§ **Written task**: Reproduce the listing below in full and without alteration, apart from its pictures.

○ ○ ○

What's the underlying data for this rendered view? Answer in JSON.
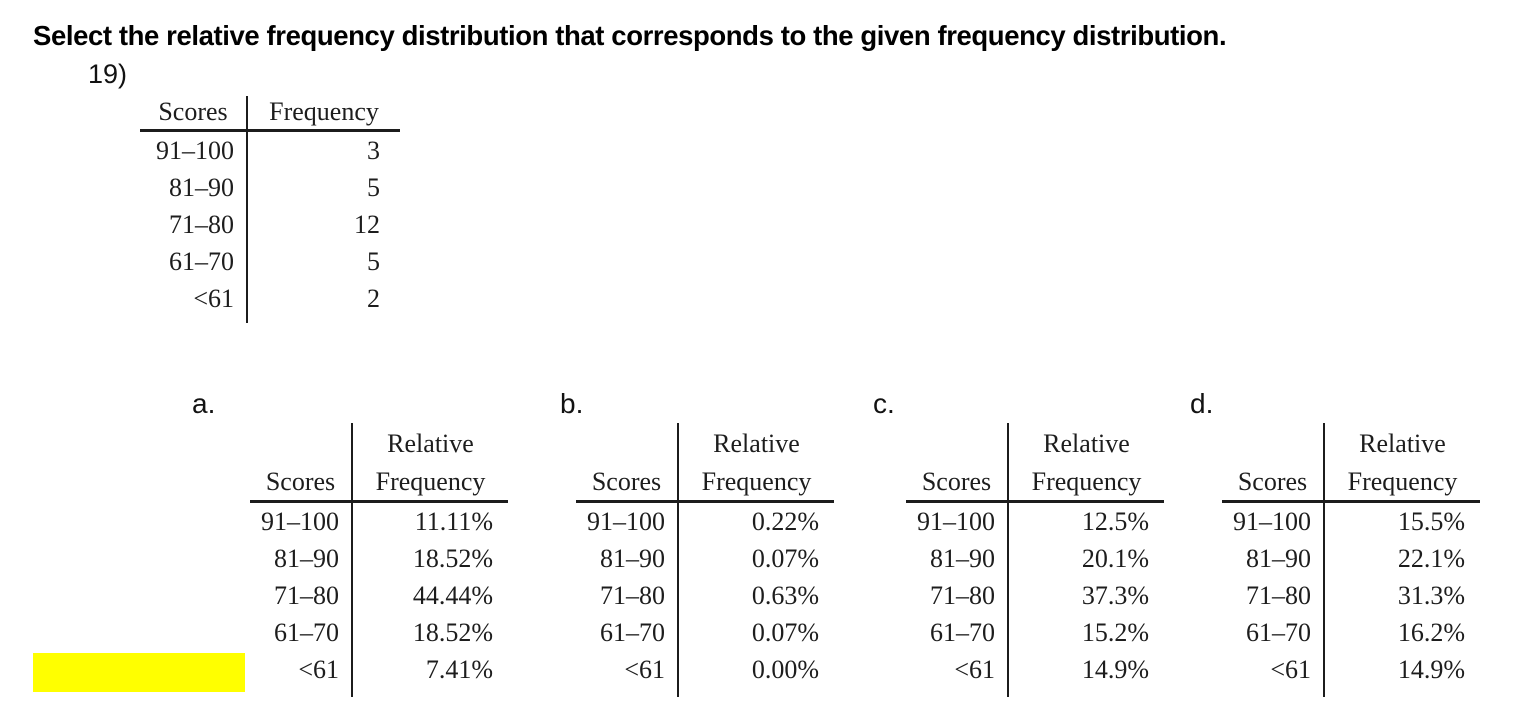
{
  "title": "Select the relative frequency distribution that corresponds to the given frequency distribution.",
  "question_number": "19)",
  "frequency_table": {
    "col_headers": [
      "Scores",
      "Frequency"
    ],
    "rows": [
      [
        "91–100",
        "3"
      ],
      [
        "81–90",
        "5"
      ],
      [
        "71–80",
        "12"
      ],
      [
        "61–70",
        "5"
      ],
      [
        "<61",
        "2"
      ]
    ]
  },
  "options": [
    {
      "label": "a.",
      "header_top": "Relative",
      "col_headers": [
        "Scores",
        "Frequency"
      ],
      "rows": [
        [
          "91–100",
          "11.11%"
        ],
        [
          "81–90",
          "18.52%"
        ],
        [
          "71–80",
          "44.44%"
        ],
        [
          "61–70",
          "18.52%"
        ],
        [
          "<61",
          "7.41%"
        ]
      ]
    },
    {
      "label": "b.",
      "header_top": "Relative",
      "col_headers": [
        "Scores",
        "Frequency"
      ],
      "rows": [
        [
          "91–100",
          "0.22%"
        ],
        [
          "81–90",
          "0.07%"
        ],
        [
          "71–80",
          "0.63%"
        ],
        [
          "61–70",
          "0.07%"
        ],
        [
          "<61",
          "0.00%"
        ]
      ]
    },
    {
      "label": "c.",
      "header_top": "Relative",
      "col_headers": [
        "Scores",
        "Frequency"
      ],
      "rows": [
        [
          "91–100",
          "12.5%"
        ],
        [
          "81–90",
          "20.1%"
        ],
        [
          "71–80",
          "37.3%"
        ],
        [
          "61–70",
          "15.2%"
        ],
        [
          "<61",
          "14.9%"
        ]
      ]
    },
    {
      "label": "d.",
      "header_top": "Relative",
      "col_headers": [
        "Scores",
        "Frequency"
      ],
      "rows": [
        [
          "91–100",
          "15.5%"
        ],
        [
          "81–90",
          "22.1%"
        ],
        [
          "71–80",
          "31.3%"
        ],
        [
          "61–70",
          "16.2%"
        ],
        [
          "<61",
          "14.9%"
        ]
      ]
    }
  ],
  "highlight": {
    "color": "#ffff00"
  }
}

○ ○ ○

§ **Task output**:
What's the underlying data for this rendered view? Answer in JSON.
{
  "title": "Select the relative frequency distribution that corresponds to the given frequency distribution.",
  "question_number": "19)",
  "frequency_table": {
    "col_headers": [
      "Scores",
      "Frequency"
    ],
    "rows": [
      [
        "91–100",
        "3"
      ],
      [
        "81–90",
        "5"
      ],
      [
        "71–80",
        "12"
      ],
      [
        "61–70",
        "5"
      ],
      [
        "<61",
        "2"
      ]
    ]
  },
  "options": [
    {
      "label": "a.",
      "header_top": "Relative",
      "col_headers": [
        "Scores",
        "Frequency"
      ],
      "rows": [
        [
          "91–100",
          "11.11%"
        ],
        [
          "81–90",
          "18.52%"
        ],
        [
          "71–80",
          "44.44%"
        ],
        [
          "61–70",
          "18.52%"
        ],
        [
          "<61",
          "7.41%"
        ]
      ]
    },
    {
      "label": "b.",
      "header_top": "Relative",
      "col_headers": [
        "Scores",
        "Frequency"
      ],
      "rows": [
        [
          "91–100",
          "0.22%"
        ],
        [
          "81–90",
          "0.07%"
        ],
        [
          "71–80",
          "0.63%"
        ],
        [
          "61–70",
          "0.07%"
        ],
        [
          "<61",
          "0.00%"
        ]
      ]
    },
    {
      "label": "c.",
      "header_top": "Relative",
      "col_headers": [
        "Scores",
        "Frequency"
      ],
      "rows": [
        [
          "91–100",
          "12.5%"
        ],
        [
          "81–90",
          "20.1%"
        ],
        [
          "71–80",
          "37.3%"
        ],
        [
          "61–70",
          "15.2%"
        ],
        [
          "<61",
          "14.9%"
        ]
      ]
    },
    {
      "label": "d.",
      "header_top": "Relative",
      "col_headers": [
        "Scores",
        "Frequency"
      ],
      "rows": [
        [
          "91–100",
          "15.5%"
        ],
        [
          "81–90",
          "22.1%"
        ],
        [
          "71–80",
          "31.3%"
        ],
        [
          "61–70",
          "16.2%"
        ],
        [
          "<61",
          "14.9%"
        ]
      ]
    }
  ],
  "highlight": {
    "color": "#ffff00"
  }
}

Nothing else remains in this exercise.